# Directions for this task
Lines containing the word "plain" are the ones to copy from the records below.

# Input records
** BEGIN **
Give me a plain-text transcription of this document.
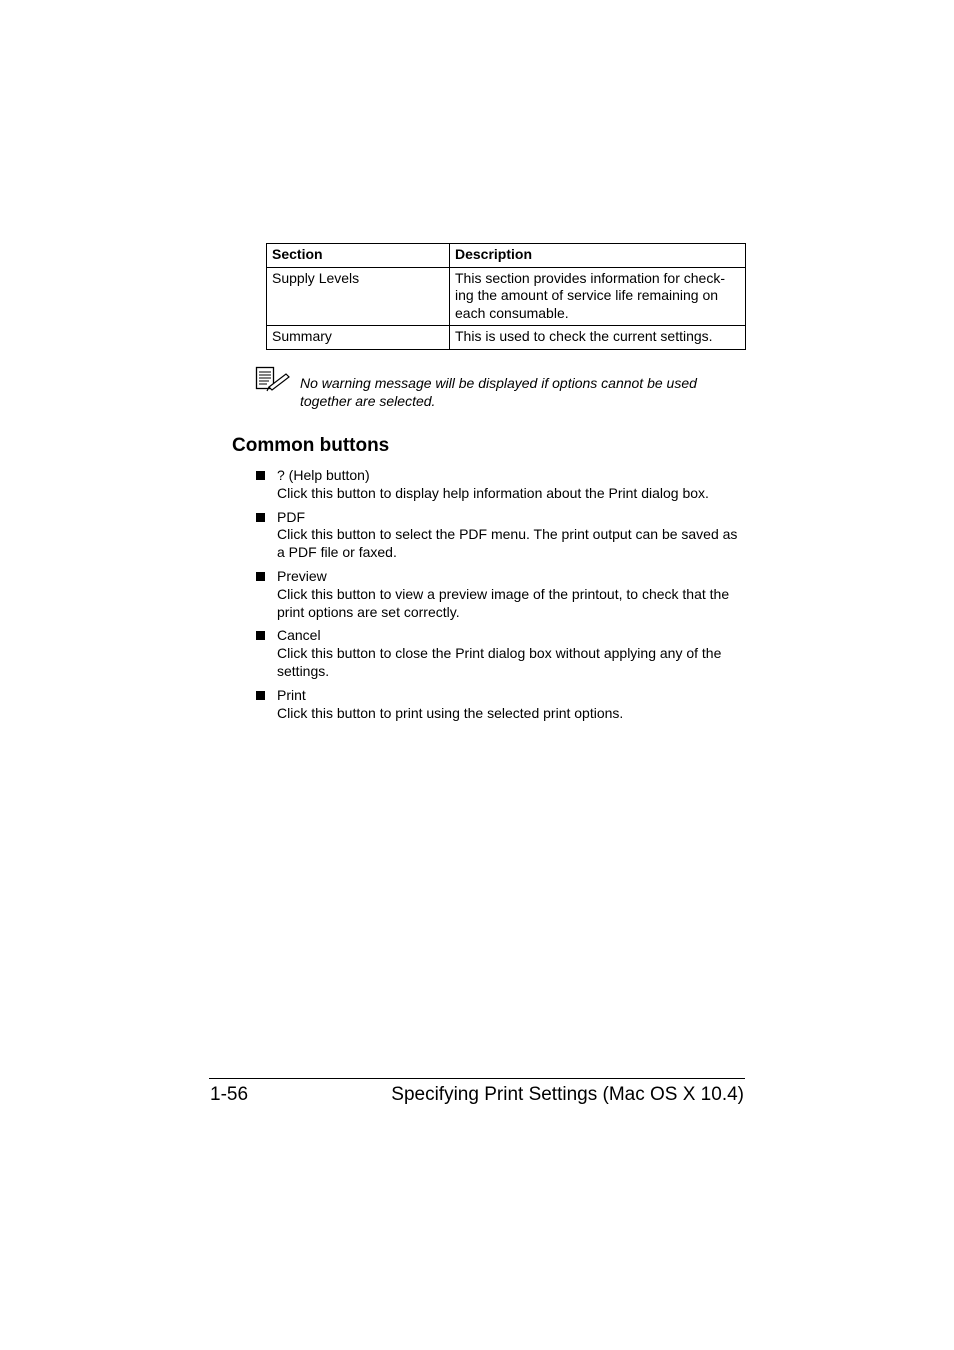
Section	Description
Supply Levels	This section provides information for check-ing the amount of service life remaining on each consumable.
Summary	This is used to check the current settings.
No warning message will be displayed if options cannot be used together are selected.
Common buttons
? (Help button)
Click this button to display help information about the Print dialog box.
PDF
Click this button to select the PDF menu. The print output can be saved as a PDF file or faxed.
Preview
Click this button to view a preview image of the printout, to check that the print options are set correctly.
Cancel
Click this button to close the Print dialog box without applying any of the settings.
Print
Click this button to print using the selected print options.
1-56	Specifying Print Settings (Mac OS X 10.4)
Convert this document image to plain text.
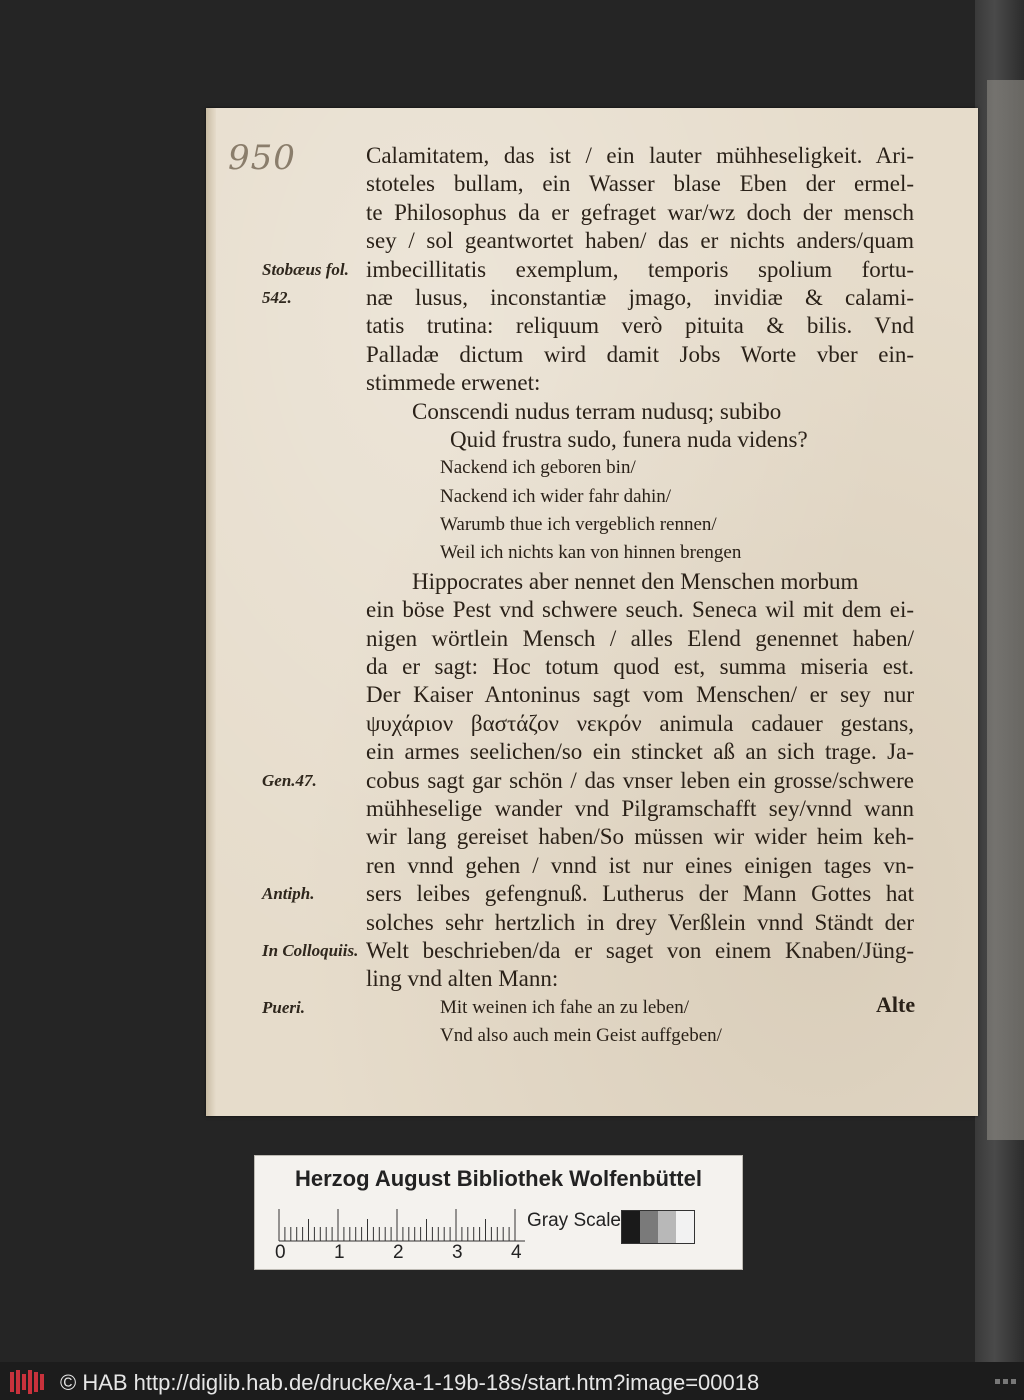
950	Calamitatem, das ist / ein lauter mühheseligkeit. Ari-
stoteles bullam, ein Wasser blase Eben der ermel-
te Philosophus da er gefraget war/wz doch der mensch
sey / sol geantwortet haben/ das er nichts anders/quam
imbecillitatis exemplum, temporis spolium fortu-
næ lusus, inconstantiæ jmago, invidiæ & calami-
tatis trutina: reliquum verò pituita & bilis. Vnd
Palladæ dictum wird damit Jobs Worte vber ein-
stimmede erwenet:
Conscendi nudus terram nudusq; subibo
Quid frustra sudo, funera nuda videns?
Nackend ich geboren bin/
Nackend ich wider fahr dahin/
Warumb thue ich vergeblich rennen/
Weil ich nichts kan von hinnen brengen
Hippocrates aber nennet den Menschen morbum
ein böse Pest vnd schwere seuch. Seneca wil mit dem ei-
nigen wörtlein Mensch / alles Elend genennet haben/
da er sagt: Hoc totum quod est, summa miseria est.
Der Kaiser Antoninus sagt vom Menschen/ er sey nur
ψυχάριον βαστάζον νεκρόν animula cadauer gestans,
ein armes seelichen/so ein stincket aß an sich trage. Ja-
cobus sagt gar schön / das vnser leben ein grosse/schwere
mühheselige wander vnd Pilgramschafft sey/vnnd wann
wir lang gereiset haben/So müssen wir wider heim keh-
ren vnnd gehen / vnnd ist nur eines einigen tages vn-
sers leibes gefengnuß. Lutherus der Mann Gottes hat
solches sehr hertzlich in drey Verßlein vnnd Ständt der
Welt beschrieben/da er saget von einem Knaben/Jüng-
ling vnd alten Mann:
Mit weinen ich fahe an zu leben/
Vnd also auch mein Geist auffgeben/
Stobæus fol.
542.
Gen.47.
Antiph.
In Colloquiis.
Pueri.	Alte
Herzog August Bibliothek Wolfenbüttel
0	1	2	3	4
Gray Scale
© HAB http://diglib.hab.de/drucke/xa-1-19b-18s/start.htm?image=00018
** END **
** BEGIN **
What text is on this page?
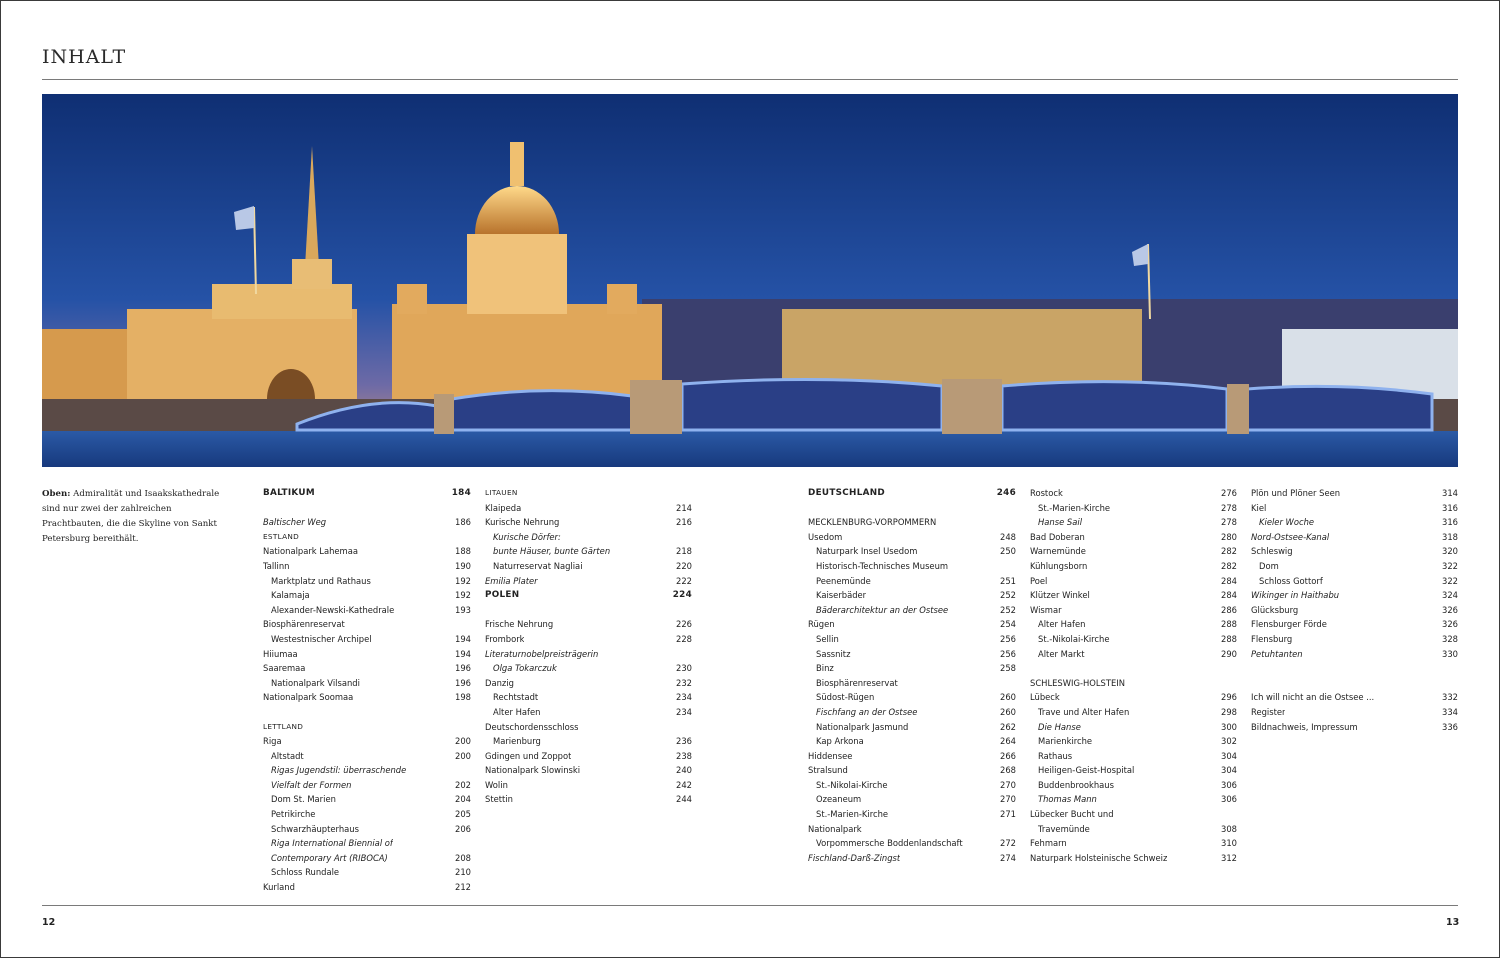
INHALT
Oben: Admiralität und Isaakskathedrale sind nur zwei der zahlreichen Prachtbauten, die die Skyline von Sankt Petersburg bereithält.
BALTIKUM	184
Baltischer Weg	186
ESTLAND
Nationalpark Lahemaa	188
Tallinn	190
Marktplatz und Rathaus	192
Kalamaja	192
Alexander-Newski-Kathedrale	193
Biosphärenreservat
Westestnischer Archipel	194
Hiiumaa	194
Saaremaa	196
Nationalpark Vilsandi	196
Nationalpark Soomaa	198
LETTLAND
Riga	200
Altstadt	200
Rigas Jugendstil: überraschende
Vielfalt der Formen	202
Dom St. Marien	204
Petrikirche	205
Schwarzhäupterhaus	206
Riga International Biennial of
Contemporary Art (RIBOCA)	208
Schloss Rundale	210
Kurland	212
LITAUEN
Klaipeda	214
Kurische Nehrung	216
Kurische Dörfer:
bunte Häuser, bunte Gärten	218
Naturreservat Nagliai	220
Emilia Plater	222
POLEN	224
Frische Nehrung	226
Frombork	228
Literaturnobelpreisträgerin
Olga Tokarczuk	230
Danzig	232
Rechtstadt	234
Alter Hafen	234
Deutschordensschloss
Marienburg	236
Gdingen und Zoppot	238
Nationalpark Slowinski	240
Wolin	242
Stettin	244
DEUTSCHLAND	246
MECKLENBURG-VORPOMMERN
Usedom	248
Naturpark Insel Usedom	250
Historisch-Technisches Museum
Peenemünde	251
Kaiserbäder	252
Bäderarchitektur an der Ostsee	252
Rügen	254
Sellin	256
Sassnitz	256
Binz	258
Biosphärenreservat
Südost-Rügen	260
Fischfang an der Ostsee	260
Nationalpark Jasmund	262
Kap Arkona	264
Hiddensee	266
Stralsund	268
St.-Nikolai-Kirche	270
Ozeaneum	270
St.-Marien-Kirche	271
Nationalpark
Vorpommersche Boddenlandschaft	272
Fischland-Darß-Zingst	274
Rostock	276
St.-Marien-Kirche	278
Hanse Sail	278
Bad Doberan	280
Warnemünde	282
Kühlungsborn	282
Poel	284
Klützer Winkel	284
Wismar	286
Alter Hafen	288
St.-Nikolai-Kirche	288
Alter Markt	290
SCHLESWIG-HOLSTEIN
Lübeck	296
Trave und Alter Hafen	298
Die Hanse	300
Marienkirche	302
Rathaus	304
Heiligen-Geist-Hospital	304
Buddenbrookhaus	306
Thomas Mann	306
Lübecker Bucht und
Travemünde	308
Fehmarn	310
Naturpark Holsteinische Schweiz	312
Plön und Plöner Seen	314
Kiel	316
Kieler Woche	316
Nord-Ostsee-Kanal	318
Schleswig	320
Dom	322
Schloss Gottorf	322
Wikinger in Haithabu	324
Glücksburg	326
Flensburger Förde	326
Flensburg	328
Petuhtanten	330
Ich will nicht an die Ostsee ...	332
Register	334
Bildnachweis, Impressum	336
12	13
** END **
# Written solution
Give me a plain-text transcription of this document.
Convert this document image to plain text.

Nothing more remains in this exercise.